Exercise description =>
Return all entries word for word, but drop any images.

++++ Input for this task ++++

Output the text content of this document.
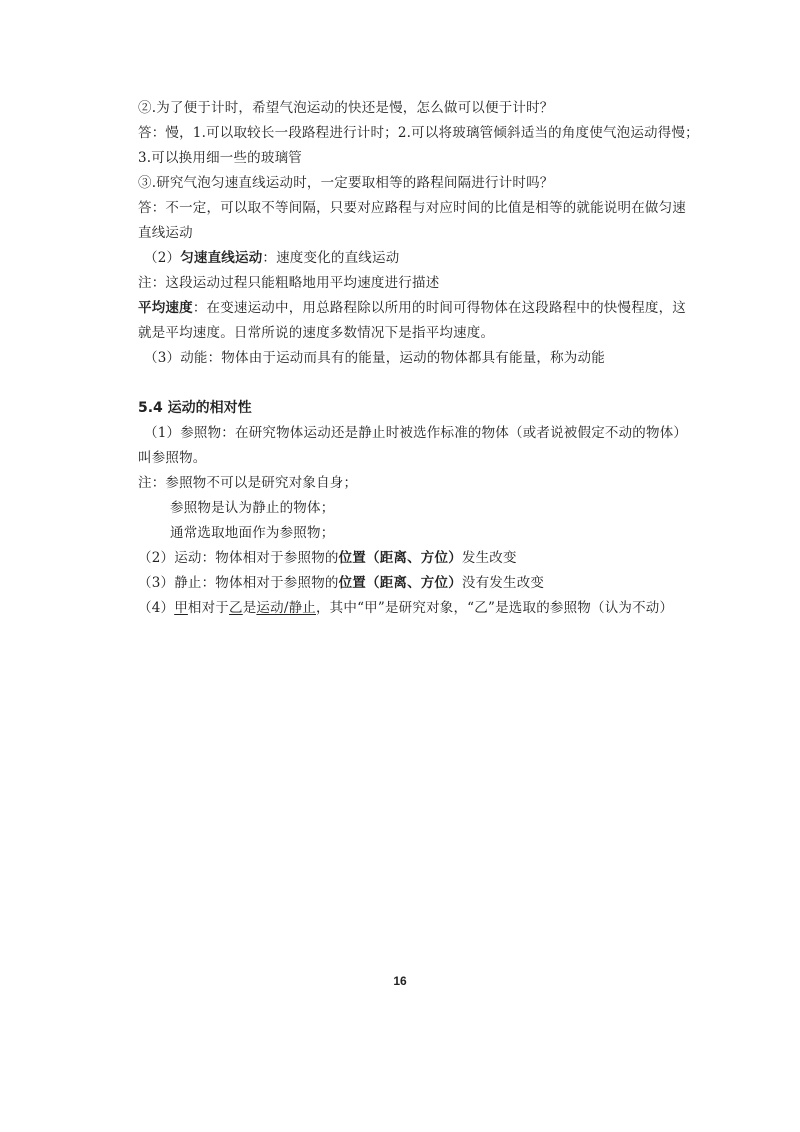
②.为了便于计时，希望气泡运动的快还是慢，怎么做可以便于计时？
答：慢，1.可以取较长一段路程进行计时；2.可以将玻璃管倾斜适当的角度使气泡运动得慢；
3.可以换用细一些的玻璃管
③.研究气泡匀速直线运动时，一定要取相等的路程间隔进行计时吗？
答：不一定，可以取不等间隔，只要对应路程与对应时间的比值是相等的就能说明在做匀速
直线运动
（2）匀速直线运动：速度变化的直线运动
注：这段运动过程只能粗略地用平均速度进行描述
平均速度：在变速运动中，用总路程除以所用的时间可得物体在这段路程中的快慢程度，这
就是平均速度。日常所说的速度多数情况下是指平均速度。
（3）动能：物体由于运动而具有的能量，运动的物体都具有能量，称为动能
5.4 运动的相对性
（1）参照物：在研究物体运动还是静止时被选作标准的物体（或者说被假定不动的物体）
叫参照物。
注：参照物不可以是研究对象自身；
参照物是认为静止的物体；
通常选取地面作为参照物；
（2）运动：物体相对于参照物的位置（距离、方位）发生改变
（3）静止：物体相对于参照物的位置（距离、方位）没有发生改变
（4）甲相对于乙是运动/静止，其中“甲”是研究对象，“乙”是选取的参照物（认为不动）
16
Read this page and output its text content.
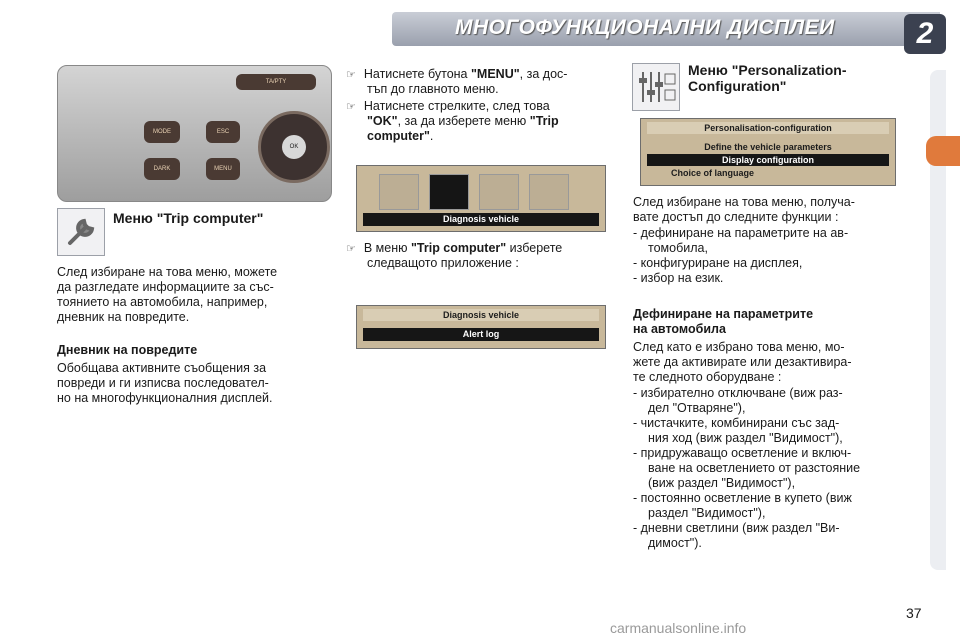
МНОГОФУНКЦИОНАЛНИ ДИСПЛЕИ	2
TA/PTY
MODE
DARK
ESC
MENU
OK
Меню "Trip computer"
След избиране на това меню, можете
да разгледате информациите за със-
тоянието на автомобила, например,
дневник на повредите.
Дневник на повредите
Обобщава активните съобщения за
повреди и ги изписва последовател-
но на многофункционалния дисплей.
☞ Натиснете бутона "MENU", за дос-
тъп до главното меню.
☞ Натиснете стрелките, след това
"OK", за да изберете меню "Trip
computer".
Diagnosis vehicle
☞ В меню "Trip computer" изберете
следващото приложение :
Diagnosis vehicle
Alert log
Меню "Personalization-
Configuration"
Personalisation-configuration
Define the vehicle parameters
Display configuration
Choice of language
След избиране на това меню, получа-
вате достъп до следните функции :
- дефиниране на параметрите на ав-
томобила,
- конфигуриране на дисплея,
- избор на език.
Дефиниране на параметрите
на автомобила
След като е избрано това меню, мо-
жете да активирате или дезактивира-
те следното оборудване :
- избирателно отключване (виж раз-
дел "Отваряне"),
- чистачките, комбинирани със зад-
ния ход (виж раздел "Видимост"),
- придружаващо осветление и включ-
ване на осветлението от разстояние
(виж раздел "Видимост"),
- постоянно осветление в купето (виж
раздел "Видимост"),
- дневни светлини (виж раздел "Ви-
димост").
37
carmanualsonline.info
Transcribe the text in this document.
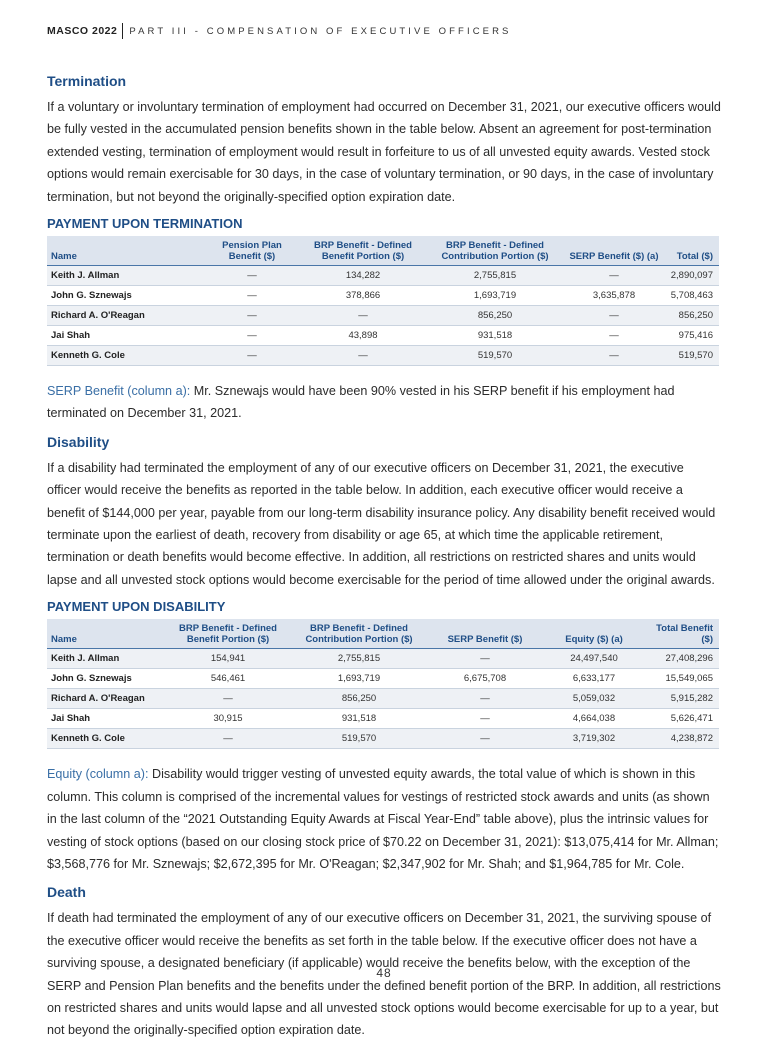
MASCO 2022 PART III - COMPENSATION OF EXECUTIVE OFFICERS
Termination

If a voluntary or involuntary termination of employment had occurred on December 31, 2021, our executive officers would be fully vested in the accumulated pension benefits shown in the table below. Absent an agreement for post-termination extended vesting, termination of employment would result in forfeiture to us of all unvested equity awards. Vested stock options would remain exercisable for 30 days, in the case of voluntary termination, or 90 days, in the case of involuntary termination, but not beyond the originally-specified option expiration date.

PAYMENT UPON TERMINATION
Name	Pension Plan Benefit ($)	BRP Benefit - Defined Benefit Portion ($)	BRP Benefit - Defined Contribution Portion ($)	SERP Benefit ($) (a)	Total ($)
Keith J. Allman	—	134,282	2,755,815	—	2,890,097
John G. Sznewajs	—	378,866	1,693,719	3,635,878	5,708,463
Richard A. O'Reagan	—	—	856,250	—	856,250
Jai Shah	—	43,898	931,518	—	975,416
Kenneth G. Cole	—	—	519,570	—	519,570

SERP Benefit (column a): Mr. Sznewajs would have been 90% vested in his SERP benefit if his employment had terminated on December 31, 2021.

Disability

If a disability had terminated the employment of any of our executive officers on December 31, 2021, the executive officer would receive the benefits as reported in the table below. In addition, each executive officer would receive a benefit of $144,000 per year, payable from our long-term disability insurance policy. Any disability benefit received would terminate upon the earliest of death, recovery from disability or age 65, at which time the applicable retirement, termination or death benefits would become effective. In addition, all restrictions on restricted shares and units would lapse and all unvested stock options would become exercisable for the period of time allowed under the original awards.

PAYMENT UPON DISABILITY
Name	BRP Benefit - Defined Benefit Portion ($)	BRP Benefit - Defined Contribution Portion ($)	SERP Benefit ($)	Equity ($) (a)	Total Benefit ($)
Keith J. Allman	154,941	2,755,815	—	24,497,540	27,408,296
John G. Sznewajs	546,461	1,693,719	6,675,708	6,633,177	15,549,065
Richard A. O'Reagan	—	856,250	—	5,059,032	5,915,282
Jai Shah	30,915	931,518	—	4,664,038	5,626,471
Kenneth G. Cole	—	519,570	—	3,719,302	4,238,872

Equity (column a): Disability would trigger vesting of unvested equity awards, the total value of which is shown in this column. This column is comprised of the incremental values for vestings of restricted stock awards and units (as shown in the last column of the “2021 Outstanding Equity Awards at Fiscal Year-End” table above), plus the intrinsic values for vesting of stock options (based on our closing stock price of $70.22 on December 31, 2021): $13,075,414 for Mr. Allman; $3,568,776 for Mr. Sznewajs; $2,672,395 for Mr. O'Reagan; $2,347,902 for Mr. Shah; and $1,964,785 for Mr. Cole.

Death

If death had terminated the employment of any of our executive officers on December 31, 2021, the surviving spouse of the executive officer would receive the benefits as set forth in the table below. If the executive officer does not have a surviving spouse, a designated beneficiary (if applicable) would receive the benefits below, with the exception of the SERP and Pension Plan benefits and the benefits under the defined benefit portion of the BRP. In addition, all restrictions on restricted shares and units would lapse and all unvested stock options would become exercisable for up to a year, but not beyond the originally-specified option expiration date.

48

++++

Solution =>
Output the text content of this document.
②.为了便于计时，希望气泡运动的快还是慢，怎么做可以便于计时？
答：慢，1.可以取较长一段路程进行计时；2.可以将玻璃管倾斜适当的角度使气泡运动得慢；
3.可以换用细一些的玻璃管
③.研究气泡匀速直线运动时，一定要取相等的路程间隔进行计时吗？
答：不一定，可以取不等间隔，只要对应路程与对应时间的比值是相等的就能说明在做匀速
直线运动
（2）匀速直线运动：速度变化的直线运动
注：这段运动过程只能粗略地用平均速度进行描述
平均速度：在变速运动中，用总路程除以所用的时间可得物体在这段路程中的快慢程度，这
就是平均速度。日常所说的速度多数情况下是指平均速度。
（3）动能：物体由于运动而具有的能量，运动的物体都具有能量，称为动能
5.4 运动的相对性
（1）参照物：在研究物体运动还是静止时被选作标准的物体（或者说被假定不动的物体）
叫参照物。
注：参照物不可以是研究对象自身；
参照物是认为静止的物体；
通常选取地面作为参照物；
（2）运动：物体相对于参照物的位置（距离、方位）发生改变
（3）静止：物体相对于参照物的位置（距离、方位）没有发生改变
（4）甲相对于乙是运动/静止，其中“甲”是研究对象，“乙”是选取的参照物（认为不动）
16
Read this page and output its text content.
МНОГОФУНКЦИОНАЛНИ ДИСПЛЕИ	2
TA/PTY
MODE
DARK
ESC
MENU
OK
Меню "Trip computer"
След избиране на това меню, можете
да разгледате информациите за със-
тоянието на автомобила, например,
дневник на повредите.
Дневник на повредите
Обобщава активните съобщения за
повреди и ги изписва последовател-
но на многофункционалния дисплей.
☞ Натиснете бутона "MENU", за дос-
тъп до главното меню.
☞ Натиснете стрелките, след това
"OK", за да изберете меню "Trip
computer".
Diagnosis vehicle
☞ В меню "Trip computer" изберете
следващото приложение :
Diagnosis vehicle
Alert log
Меню "Personalization-
Configuration"
Personalisation-configuration
Define the vehicle parameters
Display configuration
Choice of language
След избиране на това меню, получа-
вате достъп до следните функции :
- дефиниране на параметрите на ав-
томобила,
- конфигуриране на дисплея,
- избор на език.
Дефиниране на параметрите
на автомобила
След като е избрано това меню, мо-
жете да активирате или дезактивира-
те следното оборудване :
- избирателно отключване (виж раз-
дел "Отваряне"),
- чистачките, комбинирани със зад-
ния ход (виж раздел "Видимост"),
- придружаващо осветление и включ-
ване на осветлението от разстояние
(виж раздел "Видимост"),
- постоянно осветление в купето (виж
раздел "Видимост"),
- дневни светлини (виж раздел "Ви-
димост").
37
carmanualsonline.info
Transcribe the text in this document.
MASCO 2022 PART III - COMPENSATION OF EXECUTIVE OFFICERS
Termination

If a voluntary or involuntary termination of employment had occurred on December 31, 2021, our executive officers would be fully vested in the accumulated pension benefits shown in the table below. Absent an agreement for post-termination extended vesting, termination of employment would result in forfeiture to us of all unvested equity awards. Vested stock options would remain exercisable for 30 days, in the case of voluntary termination, or 90 days, in the case of involuntary termination, but not beyond the originally-specified option expiration date.

PAYMENT UPON TERMINATION
Name	Pension Plan Benefit ($)	BRP Benefit - Defined Benefit Portion ($)	BRP Benefit - Defined Contribution Portion ($)	SERP Benefit ($) (a)	Total ($)
Keith J. Allman	—	134,282	2,755,815	—	2,890,097
John G. Sznewajs	—	378,866	1,693,719	3,635,878	5,708,463
Richard A. O'Reagan	—	—	856,250	—	856,250
Jai Shah	—	43,898	931,518	—	975,416
Kenneth G. Cole	—	—	519,570	—	519,570

SERP Benefit (column a): Mr. Sznewajs would have been 90% vested in his SERP benefit if his employment had terminated on December 31, 2021.

Disability

If a disability had terminated the employment of any of our executive officers on December 31, 2021, the executive officer would receive the benefits as reported in the table below. In addition, each executive officer would receive a benefit of $144,000 per year, payable from our long-term disability insurance policy. Any disability benefit received would terminate upon the earliest of death, recovery from disability or age 65, at which time the applicable retirement, termination or death benefits would become effective. In addition, all restrictions on restricted shares and units would lapse and all unvested stock options would become exercisable for the period of time allowed under the original awards.

PAYMENT UPON DISABILITY
Name	BRP Benefit - Defined Benefit Portion ($)	BRP Benefit - Defined Contribution Portion ($)	SERP Benefit ($)	Equity ($) (a)	Total Benefit ($)
Keith J. Allman	154,941	2,755,815	—	24,497,540	27,408,296
John G. Sznewajs	546,461	1,693,719	6,675,708	6,633,177	15,549,065
Richard A. O'Reagan	—	856,250	—	5,059,032	5,915,282
Jai Shah	30,915	931,518	—	4,664,038	5,626,471
Kenneth G. Cole	—	519,570	—	3,719,302	4,238,872

Equity (column a): Disability would trigger vesting of unvested equity awards, the total value of which is shown in this column. This column is comprised of the incremental values for vestings of restricted stock awards and units (as shown in the last column of the “2021 Outstanding Equity Awards at Fiscal Year-End” table above), plus the intrinsic values for vesting of stock options (based on our closing stock price of $70.22 on December 31, 2021): $13,075,414 for Mr. Allman; $3,568,776 for Mr. Sznewajs; $2,672,395 for Mr. O'Reagan; $2,347,902 for Mr. Shah; and $1,964,785 for Mr. Cole.

Death

If death had terminated the employment of any of our executive officers on December 31, 2021, the surviving spouse of the executive officer would receive the benefits as set forth in the table below. If the executive officer does not have a surviving spouse, a designated beneficiary (if applicable) would receive the benefits below, with the exception of the SERP and Pension Plan benefits and the benefits under the defined benefit portion of the BRP. In addition, all restrictions on restricted shares and units would lapse and all unvested stock options would become exercisable for up to a year, but not beyond the originally-specified option expiration date.

48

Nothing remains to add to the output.